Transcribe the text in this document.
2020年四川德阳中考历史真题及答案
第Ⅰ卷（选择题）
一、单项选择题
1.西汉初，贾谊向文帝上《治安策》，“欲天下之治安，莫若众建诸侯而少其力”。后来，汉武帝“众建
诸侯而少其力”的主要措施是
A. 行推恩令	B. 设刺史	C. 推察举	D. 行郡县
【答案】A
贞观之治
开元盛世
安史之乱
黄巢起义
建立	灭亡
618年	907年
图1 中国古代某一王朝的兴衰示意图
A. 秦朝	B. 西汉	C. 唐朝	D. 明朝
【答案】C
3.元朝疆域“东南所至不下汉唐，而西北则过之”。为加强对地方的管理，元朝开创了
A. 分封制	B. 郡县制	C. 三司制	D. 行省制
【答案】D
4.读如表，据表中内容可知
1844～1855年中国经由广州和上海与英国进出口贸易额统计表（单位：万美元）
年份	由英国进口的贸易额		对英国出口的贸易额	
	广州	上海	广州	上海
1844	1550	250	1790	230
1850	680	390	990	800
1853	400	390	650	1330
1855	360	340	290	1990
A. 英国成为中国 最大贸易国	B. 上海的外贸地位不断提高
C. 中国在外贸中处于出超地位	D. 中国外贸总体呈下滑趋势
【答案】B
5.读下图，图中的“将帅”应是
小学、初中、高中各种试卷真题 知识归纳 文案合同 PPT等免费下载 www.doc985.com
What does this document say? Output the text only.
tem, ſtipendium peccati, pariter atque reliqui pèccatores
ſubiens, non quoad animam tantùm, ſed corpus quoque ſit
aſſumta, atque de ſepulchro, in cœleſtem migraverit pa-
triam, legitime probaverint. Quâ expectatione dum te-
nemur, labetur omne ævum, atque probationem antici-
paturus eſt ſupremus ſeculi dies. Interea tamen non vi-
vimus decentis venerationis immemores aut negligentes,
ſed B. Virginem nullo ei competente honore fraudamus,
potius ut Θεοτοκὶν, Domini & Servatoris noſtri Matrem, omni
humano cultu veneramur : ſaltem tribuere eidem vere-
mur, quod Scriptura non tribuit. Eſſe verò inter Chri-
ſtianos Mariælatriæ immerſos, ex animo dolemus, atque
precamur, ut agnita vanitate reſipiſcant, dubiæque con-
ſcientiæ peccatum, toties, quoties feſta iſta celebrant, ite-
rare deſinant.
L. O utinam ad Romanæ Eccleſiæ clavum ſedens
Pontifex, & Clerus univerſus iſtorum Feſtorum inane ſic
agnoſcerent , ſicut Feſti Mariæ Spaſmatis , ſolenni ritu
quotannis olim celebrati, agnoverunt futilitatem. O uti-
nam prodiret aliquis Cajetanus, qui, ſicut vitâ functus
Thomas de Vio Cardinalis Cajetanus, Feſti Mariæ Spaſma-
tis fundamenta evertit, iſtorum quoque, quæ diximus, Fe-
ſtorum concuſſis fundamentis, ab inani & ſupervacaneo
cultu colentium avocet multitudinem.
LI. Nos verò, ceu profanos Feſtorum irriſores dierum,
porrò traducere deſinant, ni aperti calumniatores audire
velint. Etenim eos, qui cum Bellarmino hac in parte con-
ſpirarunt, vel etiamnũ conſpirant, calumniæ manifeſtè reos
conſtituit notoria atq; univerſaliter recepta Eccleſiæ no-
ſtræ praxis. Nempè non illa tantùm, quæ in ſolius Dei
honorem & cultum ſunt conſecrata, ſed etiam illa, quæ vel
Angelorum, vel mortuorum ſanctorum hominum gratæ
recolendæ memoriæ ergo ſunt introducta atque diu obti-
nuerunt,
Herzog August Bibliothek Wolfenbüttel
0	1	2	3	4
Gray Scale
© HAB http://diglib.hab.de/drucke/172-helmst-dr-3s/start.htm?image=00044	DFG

What you need to do: Check every line for "text" and show the ones that have it.

Reply:
Transcribe the text in this document.
What does this document say? Output the text only.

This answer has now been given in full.